## BEGIN Data to process

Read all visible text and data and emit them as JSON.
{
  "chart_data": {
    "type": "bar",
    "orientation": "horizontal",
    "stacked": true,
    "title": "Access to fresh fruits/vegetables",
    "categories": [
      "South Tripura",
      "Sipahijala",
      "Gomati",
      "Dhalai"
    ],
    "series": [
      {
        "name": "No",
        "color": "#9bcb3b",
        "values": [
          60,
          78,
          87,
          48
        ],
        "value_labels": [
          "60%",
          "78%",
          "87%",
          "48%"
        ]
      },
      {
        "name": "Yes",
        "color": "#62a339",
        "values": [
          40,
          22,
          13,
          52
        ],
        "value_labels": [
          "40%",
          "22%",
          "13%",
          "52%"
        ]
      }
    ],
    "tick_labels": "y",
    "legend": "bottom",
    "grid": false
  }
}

## END Data to process

Your task |
Print out every entry, keeping each one exact.

Task output |
Read all visible text and data and emit them as JSON.
{
  "chart_data": {
    "type": "bar",
    "orientation": "horizontal",
    "stacked": true,
    "title": "Access to fresh fruits/vegetables",
    "categories": [
      "South Tripura",
      "Sipahijala",
      "Gomati",
      "Dhalai"
    ],
    "series": [
      {
        "name": "No",
        "color": "#9bcb3b",
        "values": [
          60,
          78,
          87,
          48
        ],
        "value_labels": [
          "60%",
          "78%",
          "87%",
          "48%"
        ]
      },
      {
        "name": "Yes",
        "color": "#62a339",
        "values": [
          40,
          22,
          13,
          52
        ],
        "value_labels": [
          "40%",
          "22%",
          "13%",
          "52%"
        ]
      }
    ],
    "tick_labels": "y",
    "legend": "bottom",
    "grid": false
  }
}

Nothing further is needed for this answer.